Which lines run from the line with "Transcribe this image's" to the end of the entries? Write out exactly those, leaving out the pictures.

=== RECORDS PROVIDED ===

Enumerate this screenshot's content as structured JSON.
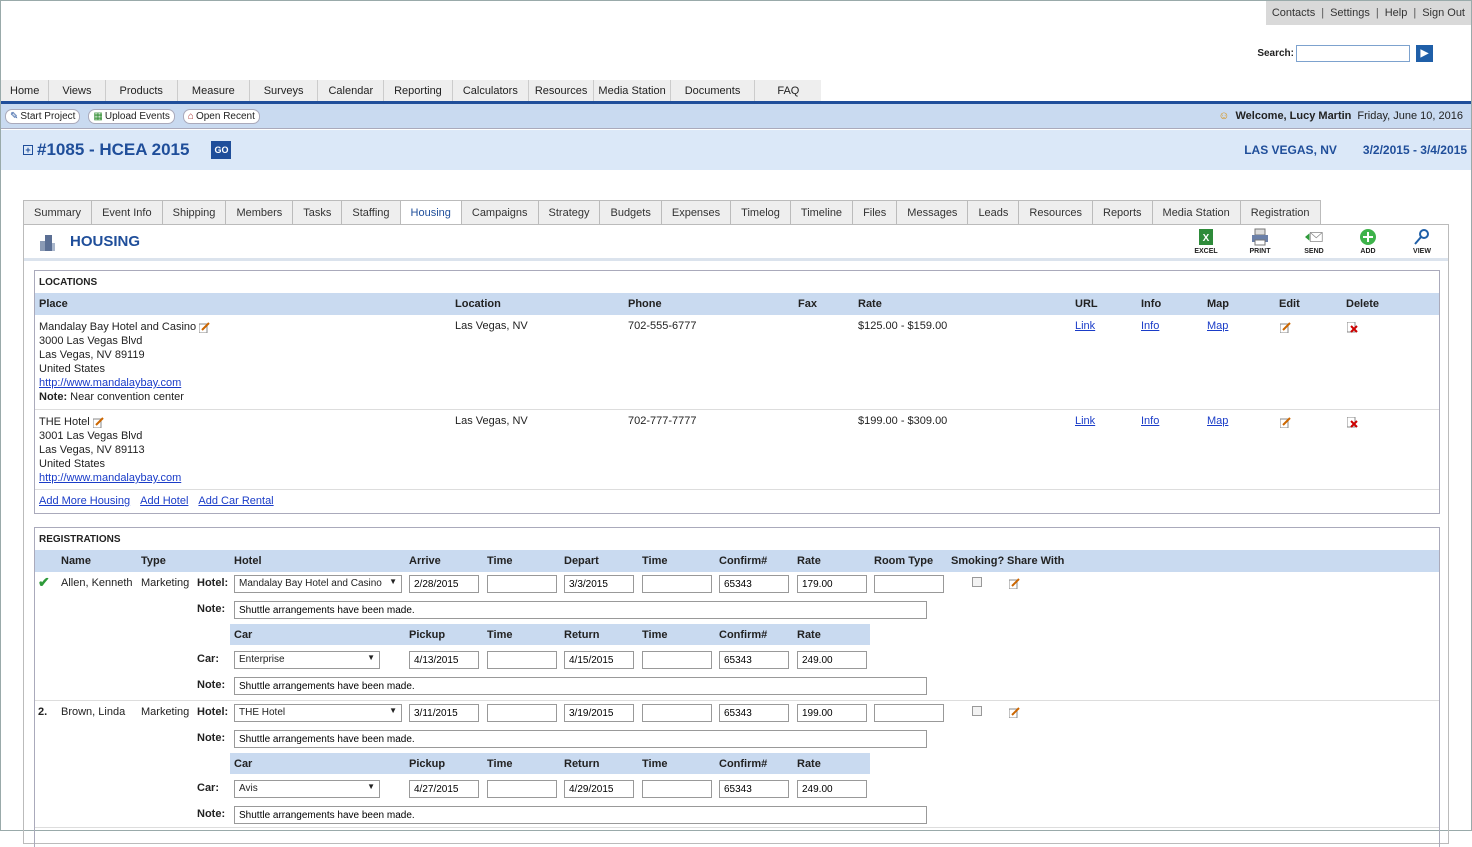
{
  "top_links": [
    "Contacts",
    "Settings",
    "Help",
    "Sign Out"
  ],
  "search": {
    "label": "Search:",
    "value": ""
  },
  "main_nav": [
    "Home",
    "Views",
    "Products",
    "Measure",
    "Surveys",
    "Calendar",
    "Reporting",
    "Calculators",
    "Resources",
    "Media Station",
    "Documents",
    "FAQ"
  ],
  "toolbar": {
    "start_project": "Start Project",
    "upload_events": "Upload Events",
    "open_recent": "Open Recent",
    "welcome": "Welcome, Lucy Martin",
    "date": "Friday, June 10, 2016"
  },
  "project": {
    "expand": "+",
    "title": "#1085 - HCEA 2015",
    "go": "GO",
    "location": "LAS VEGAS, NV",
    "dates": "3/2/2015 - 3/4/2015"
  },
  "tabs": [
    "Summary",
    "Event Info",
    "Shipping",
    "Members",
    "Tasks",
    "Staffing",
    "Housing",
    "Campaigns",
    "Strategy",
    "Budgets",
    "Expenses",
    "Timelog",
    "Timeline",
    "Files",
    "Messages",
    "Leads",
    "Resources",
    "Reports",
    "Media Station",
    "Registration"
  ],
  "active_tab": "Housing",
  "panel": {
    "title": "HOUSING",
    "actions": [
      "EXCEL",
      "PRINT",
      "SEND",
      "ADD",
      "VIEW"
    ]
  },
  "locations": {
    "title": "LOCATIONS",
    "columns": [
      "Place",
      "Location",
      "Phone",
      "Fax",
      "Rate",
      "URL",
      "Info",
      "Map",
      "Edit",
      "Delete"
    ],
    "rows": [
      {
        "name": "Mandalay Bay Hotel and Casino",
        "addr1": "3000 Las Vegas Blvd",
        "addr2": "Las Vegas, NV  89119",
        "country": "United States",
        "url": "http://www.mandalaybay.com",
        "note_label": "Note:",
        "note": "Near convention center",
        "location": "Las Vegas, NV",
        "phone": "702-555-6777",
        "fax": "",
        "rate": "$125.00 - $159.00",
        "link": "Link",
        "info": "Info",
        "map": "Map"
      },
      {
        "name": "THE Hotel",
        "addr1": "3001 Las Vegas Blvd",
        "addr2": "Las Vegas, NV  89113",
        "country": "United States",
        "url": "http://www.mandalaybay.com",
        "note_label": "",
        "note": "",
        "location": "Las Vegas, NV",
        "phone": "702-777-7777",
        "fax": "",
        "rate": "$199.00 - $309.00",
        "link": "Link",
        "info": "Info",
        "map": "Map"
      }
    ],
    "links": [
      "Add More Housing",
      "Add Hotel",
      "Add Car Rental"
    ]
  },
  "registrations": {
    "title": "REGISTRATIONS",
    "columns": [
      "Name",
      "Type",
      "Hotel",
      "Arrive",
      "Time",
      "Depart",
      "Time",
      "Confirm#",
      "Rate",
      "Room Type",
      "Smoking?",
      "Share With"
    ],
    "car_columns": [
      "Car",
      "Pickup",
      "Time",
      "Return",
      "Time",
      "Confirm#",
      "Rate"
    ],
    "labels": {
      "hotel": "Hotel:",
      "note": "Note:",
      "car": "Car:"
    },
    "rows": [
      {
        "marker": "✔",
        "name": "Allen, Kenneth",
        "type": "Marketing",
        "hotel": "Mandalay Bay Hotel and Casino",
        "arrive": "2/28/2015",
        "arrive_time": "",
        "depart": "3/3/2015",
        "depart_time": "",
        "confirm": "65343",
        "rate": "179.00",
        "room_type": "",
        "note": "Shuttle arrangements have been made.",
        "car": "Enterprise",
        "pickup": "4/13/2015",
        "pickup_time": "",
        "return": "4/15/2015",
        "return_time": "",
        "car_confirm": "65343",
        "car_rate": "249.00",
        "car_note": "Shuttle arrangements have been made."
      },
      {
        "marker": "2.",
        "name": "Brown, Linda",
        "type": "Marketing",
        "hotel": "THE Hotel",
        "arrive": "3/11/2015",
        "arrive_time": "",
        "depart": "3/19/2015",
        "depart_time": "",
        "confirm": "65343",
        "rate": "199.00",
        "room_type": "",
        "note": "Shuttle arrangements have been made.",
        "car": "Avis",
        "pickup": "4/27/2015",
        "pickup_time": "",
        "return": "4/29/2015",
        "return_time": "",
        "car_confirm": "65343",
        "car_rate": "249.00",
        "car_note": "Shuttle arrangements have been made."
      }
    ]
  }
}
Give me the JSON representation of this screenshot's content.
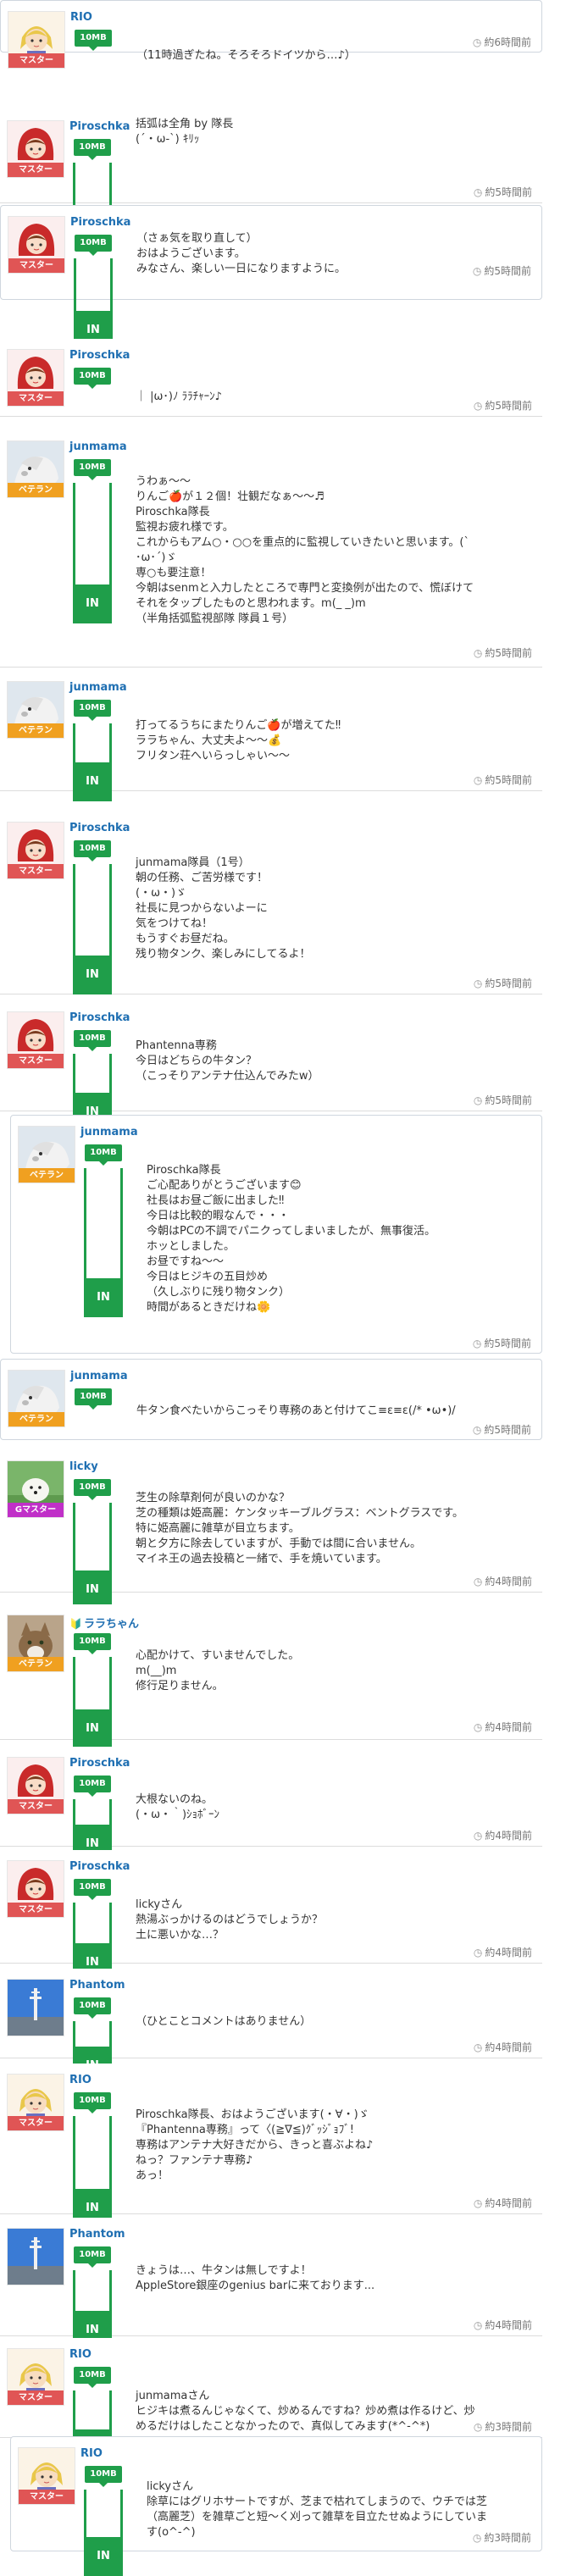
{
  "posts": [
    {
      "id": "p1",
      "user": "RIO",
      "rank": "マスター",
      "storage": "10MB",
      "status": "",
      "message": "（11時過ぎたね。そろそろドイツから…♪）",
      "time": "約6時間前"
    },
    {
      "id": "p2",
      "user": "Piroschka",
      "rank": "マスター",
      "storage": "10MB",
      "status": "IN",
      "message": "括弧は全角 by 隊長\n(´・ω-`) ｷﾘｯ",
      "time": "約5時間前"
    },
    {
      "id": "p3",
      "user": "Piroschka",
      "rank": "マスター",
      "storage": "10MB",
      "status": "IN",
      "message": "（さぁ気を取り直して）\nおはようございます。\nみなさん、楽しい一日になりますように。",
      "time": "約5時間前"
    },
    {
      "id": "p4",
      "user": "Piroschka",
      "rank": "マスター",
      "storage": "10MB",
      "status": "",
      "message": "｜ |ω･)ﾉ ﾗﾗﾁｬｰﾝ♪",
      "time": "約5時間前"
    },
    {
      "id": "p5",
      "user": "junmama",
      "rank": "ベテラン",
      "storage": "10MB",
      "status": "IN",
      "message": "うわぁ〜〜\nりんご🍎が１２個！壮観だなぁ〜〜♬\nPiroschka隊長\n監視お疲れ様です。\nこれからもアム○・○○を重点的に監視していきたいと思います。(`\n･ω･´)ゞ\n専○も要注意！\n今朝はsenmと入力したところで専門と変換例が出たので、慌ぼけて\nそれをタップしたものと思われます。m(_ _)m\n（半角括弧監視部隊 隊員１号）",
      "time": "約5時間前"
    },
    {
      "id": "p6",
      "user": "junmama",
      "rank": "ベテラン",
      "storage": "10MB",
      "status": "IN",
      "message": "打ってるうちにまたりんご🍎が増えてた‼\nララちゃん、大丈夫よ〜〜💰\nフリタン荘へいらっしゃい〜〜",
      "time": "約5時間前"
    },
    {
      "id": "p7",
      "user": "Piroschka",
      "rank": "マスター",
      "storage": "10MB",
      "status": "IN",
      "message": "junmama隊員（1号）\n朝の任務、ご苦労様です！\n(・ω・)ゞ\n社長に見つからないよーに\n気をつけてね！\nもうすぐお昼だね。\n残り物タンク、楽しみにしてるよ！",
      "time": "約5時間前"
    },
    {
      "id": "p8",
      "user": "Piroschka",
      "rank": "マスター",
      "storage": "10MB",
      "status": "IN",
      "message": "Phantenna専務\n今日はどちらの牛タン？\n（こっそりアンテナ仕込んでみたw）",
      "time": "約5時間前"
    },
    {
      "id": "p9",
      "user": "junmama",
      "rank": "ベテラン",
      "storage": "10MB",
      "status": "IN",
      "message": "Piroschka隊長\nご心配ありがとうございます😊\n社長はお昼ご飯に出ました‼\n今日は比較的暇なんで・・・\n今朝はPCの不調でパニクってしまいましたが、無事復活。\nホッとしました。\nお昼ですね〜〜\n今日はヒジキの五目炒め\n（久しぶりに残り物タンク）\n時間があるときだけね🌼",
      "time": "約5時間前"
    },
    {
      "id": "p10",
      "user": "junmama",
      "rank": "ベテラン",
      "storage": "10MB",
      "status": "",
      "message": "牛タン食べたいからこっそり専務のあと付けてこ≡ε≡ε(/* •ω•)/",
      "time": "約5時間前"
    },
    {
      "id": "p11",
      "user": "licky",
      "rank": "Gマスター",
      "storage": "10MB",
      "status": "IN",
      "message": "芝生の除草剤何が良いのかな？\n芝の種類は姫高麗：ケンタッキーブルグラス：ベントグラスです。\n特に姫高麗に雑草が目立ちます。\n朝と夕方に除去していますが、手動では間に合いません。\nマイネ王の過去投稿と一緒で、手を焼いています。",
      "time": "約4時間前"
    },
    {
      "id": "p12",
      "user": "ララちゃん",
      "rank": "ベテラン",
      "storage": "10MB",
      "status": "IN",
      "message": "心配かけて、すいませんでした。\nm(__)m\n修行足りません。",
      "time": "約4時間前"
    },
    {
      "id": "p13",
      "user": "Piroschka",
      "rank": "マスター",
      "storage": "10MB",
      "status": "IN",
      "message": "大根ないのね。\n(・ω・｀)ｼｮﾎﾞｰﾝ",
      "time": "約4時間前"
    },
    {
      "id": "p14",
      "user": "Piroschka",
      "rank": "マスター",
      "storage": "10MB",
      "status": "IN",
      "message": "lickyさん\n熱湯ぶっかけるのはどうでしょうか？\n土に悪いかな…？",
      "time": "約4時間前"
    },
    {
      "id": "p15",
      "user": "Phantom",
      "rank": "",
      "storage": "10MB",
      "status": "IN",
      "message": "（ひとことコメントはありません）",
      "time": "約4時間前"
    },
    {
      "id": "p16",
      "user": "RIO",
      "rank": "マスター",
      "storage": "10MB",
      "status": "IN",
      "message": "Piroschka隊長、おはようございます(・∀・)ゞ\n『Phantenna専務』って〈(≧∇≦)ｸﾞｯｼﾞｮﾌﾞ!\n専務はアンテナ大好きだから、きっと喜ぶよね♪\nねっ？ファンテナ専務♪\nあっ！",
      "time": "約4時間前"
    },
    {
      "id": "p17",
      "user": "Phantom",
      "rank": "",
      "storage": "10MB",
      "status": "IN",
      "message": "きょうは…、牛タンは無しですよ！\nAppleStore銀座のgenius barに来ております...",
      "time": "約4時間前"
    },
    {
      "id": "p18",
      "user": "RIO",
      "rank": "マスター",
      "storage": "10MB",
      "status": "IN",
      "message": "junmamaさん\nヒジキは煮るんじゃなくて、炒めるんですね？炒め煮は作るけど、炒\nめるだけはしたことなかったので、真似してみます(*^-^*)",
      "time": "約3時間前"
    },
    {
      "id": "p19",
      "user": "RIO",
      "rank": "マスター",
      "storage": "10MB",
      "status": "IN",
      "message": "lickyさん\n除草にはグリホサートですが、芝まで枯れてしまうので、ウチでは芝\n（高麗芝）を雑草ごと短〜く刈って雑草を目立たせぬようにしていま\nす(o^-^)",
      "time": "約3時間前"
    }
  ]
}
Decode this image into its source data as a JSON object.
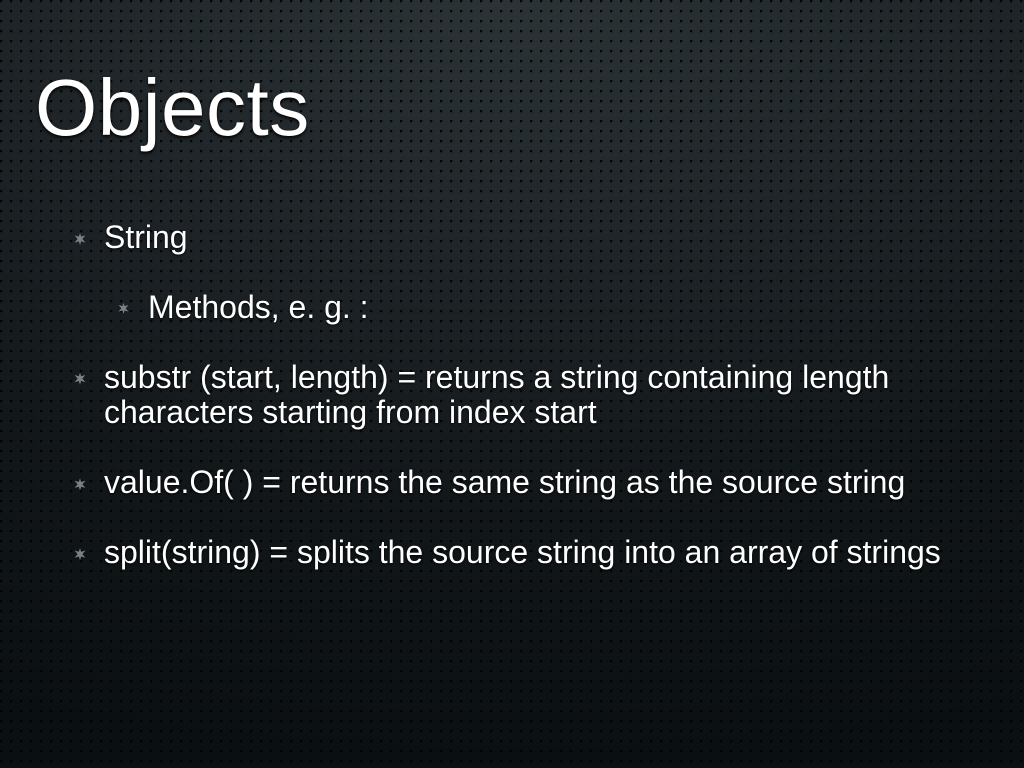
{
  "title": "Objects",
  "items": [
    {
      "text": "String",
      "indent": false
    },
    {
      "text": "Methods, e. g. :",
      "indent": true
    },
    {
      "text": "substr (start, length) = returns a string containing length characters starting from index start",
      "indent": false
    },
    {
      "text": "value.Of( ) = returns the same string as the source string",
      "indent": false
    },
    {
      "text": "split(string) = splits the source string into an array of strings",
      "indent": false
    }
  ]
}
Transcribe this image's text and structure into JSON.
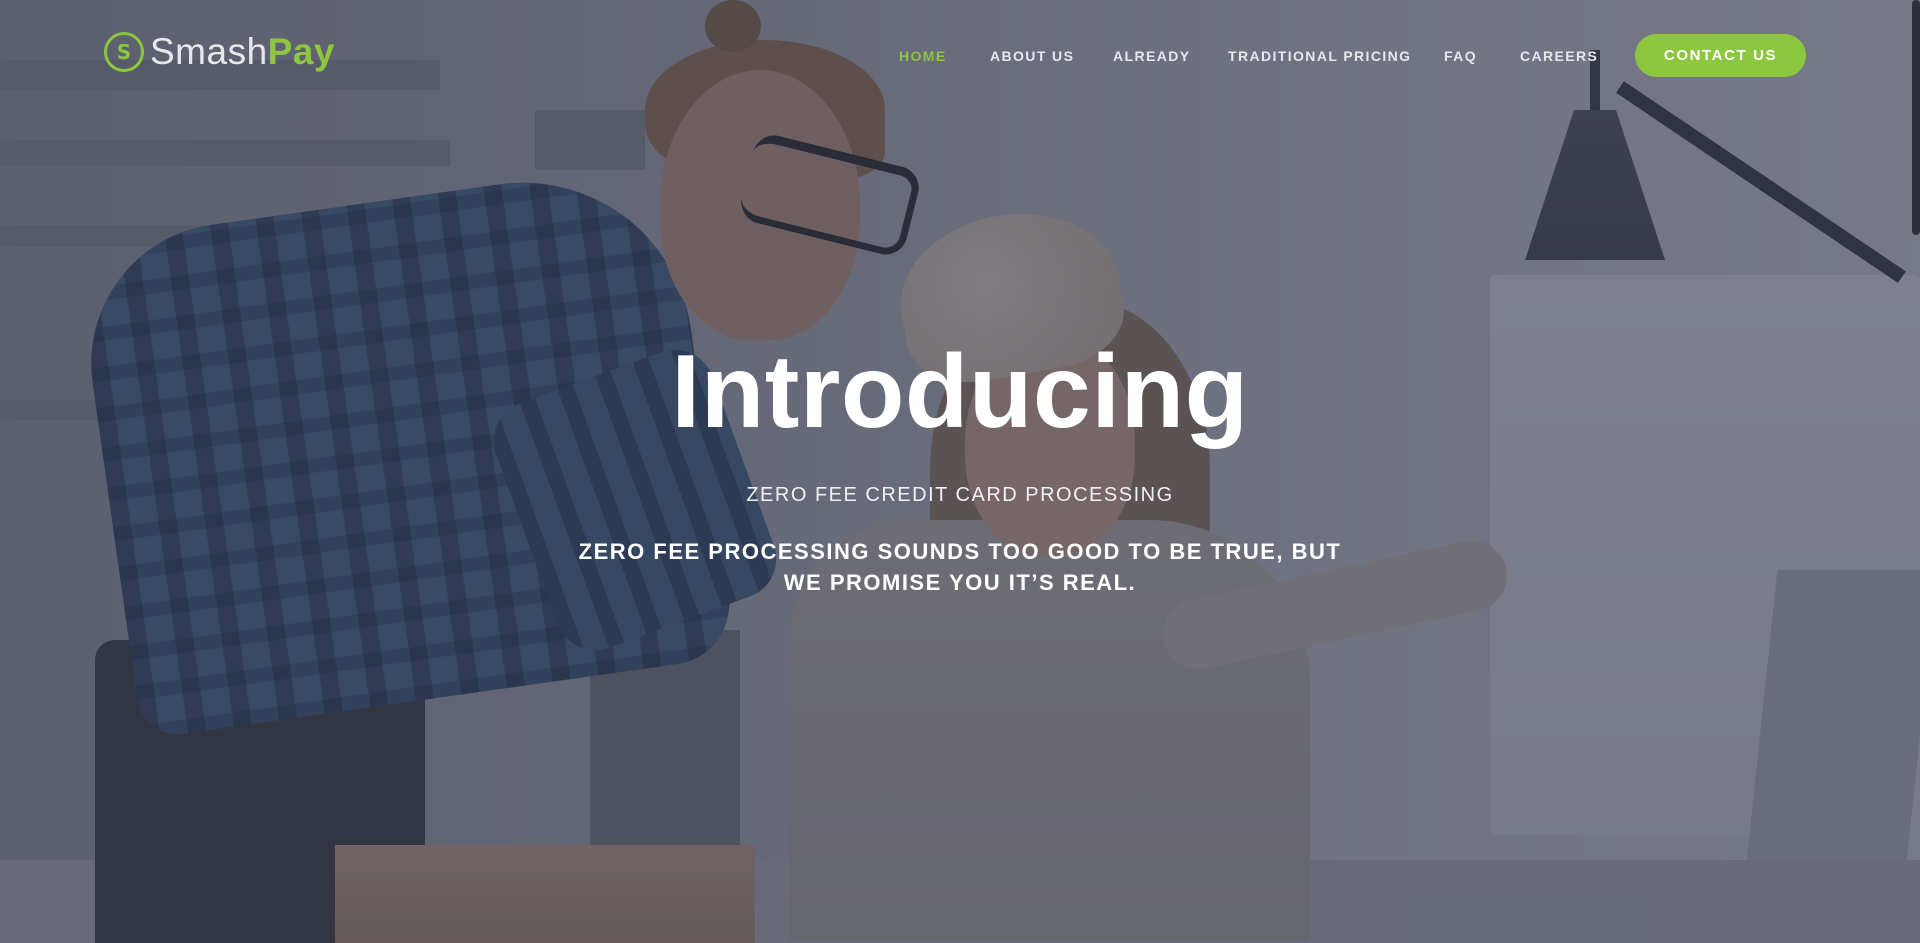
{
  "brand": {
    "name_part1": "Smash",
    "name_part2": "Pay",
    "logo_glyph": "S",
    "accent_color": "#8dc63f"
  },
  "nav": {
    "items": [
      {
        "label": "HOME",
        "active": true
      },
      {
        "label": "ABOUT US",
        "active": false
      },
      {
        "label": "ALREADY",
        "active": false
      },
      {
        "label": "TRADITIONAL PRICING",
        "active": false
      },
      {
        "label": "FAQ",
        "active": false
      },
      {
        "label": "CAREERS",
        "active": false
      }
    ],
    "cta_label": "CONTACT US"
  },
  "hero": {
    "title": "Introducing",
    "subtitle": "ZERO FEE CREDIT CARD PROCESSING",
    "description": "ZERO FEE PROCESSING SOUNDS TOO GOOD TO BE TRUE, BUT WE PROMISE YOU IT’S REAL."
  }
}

===

» TASK RESPONSE:
Transcribe this image's text and structure into JSON.
{
  "brand": {
    "name_part1": "Smash",
    "name_part2": "Pay",
    "logo_glyph": "S",
    "accent_color": "#8dc63f"
  },
  "nav": {
    "items": [
      {
        "label": "HOME",
        "active": true
      },
      {
        "label": "ABOUT US",
        "active": false
      },
      {
        "label": "ALREADY",
        "active": false
      },
      {
        "label": "TRADITIONAL PRICING",
        "active": false
      },
      {
        "label": "FAQ",
        "active": false
      },
      {
        "label": "CAREERS",
        "active": false
      }
    ],
    "cta_label": "CONTACT US"
  },
  "hero": {
    "title": "Introducing",
    "subtitle": "ZERO FEE CREDIT CARD PROCESSING",
    "description": "ZERO FEE PROCESSING SOUNDS TOO GOOD TO BE TRUE, BUT WE PROMISE YOU IT’S REAL."
  }
}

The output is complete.